Begin

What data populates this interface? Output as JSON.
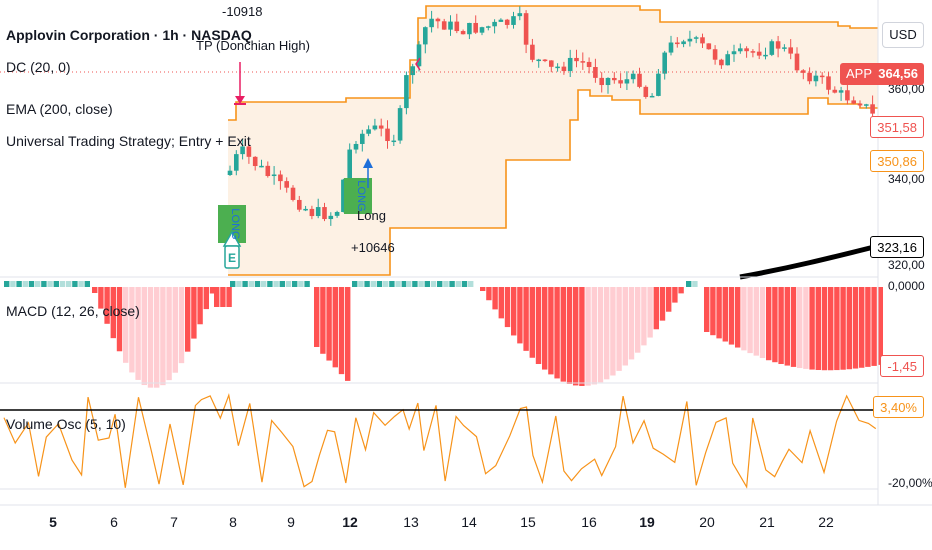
{
  "header": {
    "symbol_line": "Applovin Corporation · 1h · NASDAQ",
    "dc_legend": "DC (20, 0)",
    "ema_legend": "EMA (200, close)",
    "strategy_legend": "Universal Trading Strategy; Entry + Exit"
  },
  "currency_button": "USD",
  "price_axis": {
    "labels": [
      "360,00",
      "340,00",
      "320,00"
    ],
    "badges": {
      "app_tag": "APP",
      "last_price": "364,56",
      "dc_upper": "351,58",
      "dc_lower": "350,86",
      "ema": "323,16"
    }
  },
  "annotations": {
    "tp_value": "-10918",
    "tp_label": "TP (Donchian High)",
    "long_label": "Long",
    "long_value": "+10646",
    "long_flag_1": "LONG",
    "long_flag_2": "LONG",
    "entry_marker": "E"
  },
  "macd": {
    "legend": "MACD (12, 26, close)",
    "zero_label": "0,0000",
    "value_badge": "-1,45"
  },
  "volume_osc": {
    "legend": "Volume Osc (5, 10)",
    "value_badge": "3,40%",
    "low_label": "-20,00%"
  },
  "time_axis": [
    "5",
    "6",
    "7",
    "8",
    "9",
    "12",
    "13",
    "14",
    "15",
    "16",
    "19",
    "20",
    "21",
    "22"
  ],
  "time_axis_bold": [
    "5",
    "12",
    "19"
  ],
  "colors": {
    "up": "#26a69a",
    "down": "#ef5350",
    "donchian": "#f7931a",
    "donchian_fill": "#fdf1e4",
    "ema": "#000000",
    "macd_pos_strong": "#26a69a",
    "macd_pos_weak": "#b2dfdb",
    "macd_neg_strong": "#ff5252",
    "macd_neg_weak": "#ffcdd2",
    "vol_osc": "#f7931a",
    "long_flag": "#4caf50",
    "tp_marker": "#e91e63"
  },
  "icons": [
    "long-arrow-icon",
    "entry-marker-icon",
    "tp-arrow-icon"
  ]
}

End

Set down the lines of the records above exactly, apart from the pictures.

RESPONSE FOR THIS EXERCISE >>
What data populates this interface? Output as JSON.
{
  "header": {
    "symbol_line": "Applovin Corporation · 1h · NASDAQ",
    "dc_legend": "DC (20, 0)",
    "ema_legend": "EMA (200, close)",
    "strategy_legend": "Universal Trading Strategy; Entry + Exit"
  },
  "currency_button": "USD",
  "price_axis": {
    "labels": [
      "360,00",
      "340,00",
      "320,00"
    ],
    "badges": {
      "app_tag": "APP",
      "last_price": "364,56",
      "dc_upper": "351,58",
      "dc_lower": "350,86",
      "ema": "323,16"
    }
  },
  "annotations": {
    "tp_value": "-10918",
    "tp_label": "TP (Donchian High)",
    "long_label": "Long",
    "long_value": "+10646",
    "long_flag_1": "LONG",
    "long_flag_2": "LONG",
    "entry_marker": "E"
  },
  "macd": {
    "legend": "MACD (12, 26, close)",
    "zero_label": "0,0000",
    "value_badge": "-1,45"
  },
  "volume_osc": {
    "legend": "Volume Osc (5, 10)",
    "value_badge": "3,40%",
    "low_label": "-20,00%"
  },
  "time_axis": [
    "5",
    "6",
    "7",
    "8",
    "9",
    "12",
    "13",
    "14",
    "15",
    "16",
    "19",
    "20",
    "21",
    "22"
  ],
  "time_axis_bold": [
    "5",
    "12",
    "19"
  ],
  "colors": {
    "up": "#26a69a",
    "down": "#ef5350",
    "donchian": "#f7931a",
    "donchian_fill": "#fdf1e4",
    "ema": "#000000",
    "macd_pos_strong": "#26a69a",
    "macd_pos_weak": "#b2dfdb",
    "macd_neg_strong": "#ff5252",
    "macd_neg_weak": "#ffcdd2",
    "vol_osc": "#f7931a",
    "long_flag": "#4caf50",
    "tp_marker": "#e91e63"
  },
  "icons": [
    "long-arrow-icon",
    "entry-marker-icon",
    "tp-arrow-icon"
  ]
}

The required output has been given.